Go through the data below. Pull out every line that has the word "MAGARIA".

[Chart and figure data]
========

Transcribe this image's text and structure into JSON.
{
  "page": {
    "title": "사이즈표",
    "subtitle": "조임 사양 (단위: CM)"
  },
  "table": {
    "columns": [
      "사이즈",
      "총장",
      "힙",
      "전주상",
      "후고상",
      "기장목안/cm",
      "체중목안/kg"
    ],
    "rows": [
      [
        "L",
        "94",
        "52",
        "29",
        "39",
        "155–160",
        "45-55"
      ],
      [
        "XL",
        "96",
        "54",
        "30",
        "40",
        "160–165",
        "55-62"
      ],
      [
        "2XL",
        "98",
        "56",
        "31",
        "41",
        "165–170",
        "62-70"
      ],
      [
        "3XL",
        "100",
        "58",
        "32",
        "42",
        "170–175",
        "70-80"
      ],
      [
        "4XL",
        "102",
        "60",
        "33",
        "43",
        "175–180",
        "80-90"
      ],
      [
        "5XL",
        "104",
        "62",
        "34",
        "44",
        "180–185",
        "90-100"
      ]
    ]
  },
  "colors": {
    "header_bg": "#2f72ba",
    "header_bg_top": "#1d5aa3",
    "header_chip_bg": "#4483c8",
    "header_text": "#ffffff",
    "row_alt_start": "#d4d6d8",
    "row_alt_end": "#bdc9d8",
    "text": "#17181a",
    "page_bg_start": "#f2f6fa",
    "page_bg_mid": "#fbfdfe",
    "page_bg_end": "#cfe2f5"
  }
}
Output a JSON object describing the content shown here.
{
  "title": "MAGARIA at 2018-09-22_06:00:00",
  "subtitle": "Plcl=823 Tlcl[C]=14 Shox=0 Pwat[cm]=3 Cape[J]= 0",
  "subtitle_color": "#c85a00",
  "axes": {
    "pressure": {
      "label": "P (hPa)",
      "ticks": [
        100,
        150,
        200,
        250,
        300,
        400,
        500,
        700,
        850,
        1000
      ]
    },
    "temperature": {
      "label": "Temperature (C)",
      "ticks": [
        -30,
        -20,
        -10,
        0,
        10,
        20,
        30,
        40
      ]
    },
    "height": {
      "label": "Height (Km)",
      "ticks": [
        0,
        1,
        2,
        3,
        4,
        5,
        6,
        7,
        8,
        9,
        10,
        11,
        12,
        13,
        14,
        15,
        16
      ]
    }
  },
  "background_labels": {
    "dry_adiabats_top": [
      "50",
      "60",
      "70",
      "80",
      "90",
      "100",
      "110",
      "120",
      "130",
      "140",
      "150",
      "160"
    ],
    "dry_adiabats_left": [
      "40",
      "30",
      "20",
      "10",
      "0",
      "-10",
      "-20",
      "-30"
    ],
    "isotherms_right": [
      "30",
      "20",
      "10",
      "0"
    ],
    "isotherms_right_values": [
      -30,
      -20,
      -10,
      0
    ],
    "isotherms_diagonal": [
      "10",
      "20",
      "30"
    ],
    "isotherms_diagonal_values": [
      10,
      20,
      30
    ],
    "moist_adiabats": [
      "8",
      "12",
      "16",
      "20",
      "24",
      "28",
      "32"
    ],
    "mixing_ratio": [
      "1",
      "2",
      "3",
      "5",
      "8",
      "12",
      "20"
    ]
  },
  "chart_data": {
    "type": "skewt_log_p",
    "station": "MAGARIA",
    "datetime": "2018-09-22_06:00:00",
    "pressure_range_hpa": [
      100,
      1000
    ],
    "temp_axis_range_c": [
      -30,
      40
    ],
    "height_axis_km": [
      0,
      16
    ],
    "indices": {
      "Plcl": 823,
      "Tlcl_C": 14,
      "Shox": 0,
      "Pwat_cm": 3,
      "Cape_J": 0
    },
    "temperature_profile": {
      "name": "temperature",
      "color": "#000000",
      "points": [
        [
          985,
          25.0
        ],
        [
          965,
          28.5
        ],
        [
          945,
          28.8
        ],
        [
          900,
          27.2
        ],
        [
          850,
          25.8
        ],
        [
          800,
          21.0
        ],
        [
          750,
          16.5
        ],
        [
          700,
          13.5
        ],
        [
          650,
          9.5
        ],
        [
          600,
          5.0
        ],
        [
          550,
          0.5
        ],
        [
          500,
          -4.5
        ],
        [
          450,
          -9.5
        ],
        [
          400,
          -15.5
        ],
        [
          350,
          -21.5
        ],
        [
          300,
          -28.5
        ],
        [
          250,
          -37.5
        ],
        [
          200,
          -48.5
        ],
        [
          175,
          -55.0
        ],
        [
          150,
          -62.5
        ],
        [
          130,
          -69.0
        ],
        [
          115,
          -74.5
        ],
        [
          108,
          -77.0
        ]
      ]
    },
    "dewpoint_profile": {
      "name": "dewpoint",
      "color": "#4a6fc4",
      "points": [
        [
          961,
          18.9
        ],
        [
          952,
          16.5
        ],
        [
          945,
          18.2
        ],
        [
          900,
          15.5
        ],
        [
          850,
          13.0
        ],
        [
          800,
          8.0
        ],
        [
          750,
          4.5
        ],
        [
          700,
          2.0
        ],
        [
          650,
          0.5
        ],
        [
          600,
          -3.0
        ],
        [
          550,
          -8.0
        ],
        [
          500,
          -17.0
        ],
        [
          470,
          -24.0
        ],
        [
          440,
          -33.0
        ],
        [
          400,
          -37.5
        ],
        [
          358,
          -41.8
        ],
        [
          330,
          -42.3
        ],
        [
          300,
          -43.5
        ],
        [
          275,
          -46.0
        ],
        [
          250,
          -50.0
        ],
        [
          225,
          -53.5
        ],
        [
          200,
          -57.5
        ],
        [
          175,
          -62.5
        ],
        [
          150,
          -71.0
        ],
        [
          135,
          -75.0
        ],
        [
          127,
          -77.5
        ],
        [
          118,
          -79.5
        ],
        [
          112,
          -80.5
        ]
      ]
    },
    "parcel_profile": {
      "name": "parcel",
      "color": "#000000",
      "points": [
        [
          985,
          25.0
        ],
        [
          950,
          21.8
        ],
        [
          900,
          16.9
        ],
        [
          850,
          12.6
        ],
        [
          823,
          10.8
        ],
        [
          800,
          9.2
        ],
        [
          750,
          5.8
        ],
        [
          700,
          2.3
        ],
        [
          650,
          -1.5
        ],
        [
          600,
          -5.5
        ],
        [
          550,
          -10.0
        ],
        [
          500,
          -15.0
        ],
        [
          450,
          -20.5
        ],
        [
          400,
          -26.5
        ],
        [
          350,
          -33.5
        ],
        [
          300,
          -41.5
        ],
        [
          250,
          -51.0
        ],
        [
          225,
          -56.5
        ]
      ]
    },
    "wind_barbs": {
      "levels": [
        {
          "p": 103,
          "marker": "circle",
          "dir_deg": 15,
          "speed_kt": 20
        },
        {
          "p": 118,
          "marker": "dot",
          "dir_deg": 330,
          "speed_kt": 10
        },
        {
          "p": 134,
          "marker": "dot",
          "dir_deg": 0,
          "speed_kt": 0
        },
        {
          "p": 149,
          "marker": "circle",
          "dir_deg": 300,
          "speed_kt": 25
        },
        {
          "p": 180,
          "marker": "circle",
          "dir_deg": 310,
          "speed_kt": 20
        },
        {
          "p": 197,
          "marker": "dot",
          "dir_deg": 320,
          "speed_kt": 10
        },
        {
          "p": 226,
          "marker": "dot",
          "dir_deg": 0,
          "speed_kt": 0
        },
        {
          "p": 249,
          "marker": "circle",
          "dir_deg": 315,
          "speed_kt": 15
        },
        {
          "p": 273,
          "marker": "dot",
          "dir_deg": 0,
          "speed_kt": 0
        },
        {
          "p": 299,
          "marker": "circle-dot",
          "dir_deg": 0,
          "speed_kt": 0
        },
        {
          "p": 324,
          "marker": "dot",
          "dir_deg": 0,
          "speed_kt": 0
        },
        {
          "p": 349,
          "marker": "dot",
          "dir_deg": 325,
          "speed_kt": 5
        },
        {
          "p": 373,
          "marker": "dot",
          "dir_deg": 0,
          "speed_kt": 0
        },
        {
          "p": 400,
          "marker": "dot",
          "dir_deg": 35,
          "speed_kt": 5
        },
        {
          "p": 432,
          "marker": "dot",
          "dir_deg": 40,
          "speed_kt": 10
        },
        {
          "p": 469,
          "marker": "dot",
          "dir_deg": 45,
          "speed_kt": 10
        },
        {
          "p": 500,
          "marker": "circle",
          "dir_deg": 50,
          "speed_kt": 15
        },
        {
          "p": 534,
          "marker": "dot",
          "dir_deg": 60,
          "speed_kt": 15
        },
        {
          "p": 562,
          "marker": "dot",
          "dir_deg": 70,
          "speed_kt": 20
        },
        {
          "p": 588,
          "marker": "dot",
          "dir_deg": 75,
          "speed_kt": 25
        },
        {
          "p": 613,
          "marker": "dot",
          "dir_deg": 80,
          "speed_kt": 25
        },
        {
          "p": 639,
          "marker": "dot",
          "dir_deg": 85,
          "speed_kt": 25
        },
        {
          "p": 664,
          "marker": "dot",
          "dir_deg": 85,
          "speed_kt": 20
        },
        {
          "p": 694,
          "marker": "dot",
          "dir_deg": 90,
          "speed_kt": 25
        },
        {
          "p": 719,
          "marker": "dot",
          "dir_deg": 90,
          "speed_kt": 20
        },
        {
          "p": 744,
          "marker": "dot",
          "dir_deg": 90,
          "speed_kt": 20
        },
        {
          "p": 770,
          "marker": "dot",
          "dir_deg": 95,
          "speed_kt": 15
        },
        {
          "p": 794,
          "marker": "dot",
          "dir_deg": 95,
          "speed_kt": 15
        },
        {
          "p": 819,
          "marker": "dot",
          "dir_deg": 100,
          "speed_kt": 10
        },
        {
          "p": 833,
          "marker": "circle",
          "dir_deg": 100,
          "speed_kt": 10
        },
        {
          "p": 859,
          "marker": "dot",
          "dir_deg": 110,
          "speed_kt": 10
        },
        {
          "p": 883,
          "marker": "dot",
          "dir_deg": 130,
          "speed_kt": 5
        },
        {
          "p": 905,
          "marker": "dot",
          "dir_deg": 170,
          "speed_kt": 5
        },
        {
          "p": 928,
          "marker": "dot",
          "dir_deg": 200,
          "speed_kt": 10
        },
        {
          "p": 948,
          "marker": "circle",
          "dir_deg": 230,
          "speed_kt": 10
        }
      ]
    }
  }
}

========

> _The completed task_
  "title": "MAGARIA at 2018-09-22_06:00:00",
    "station": "MAGARIA",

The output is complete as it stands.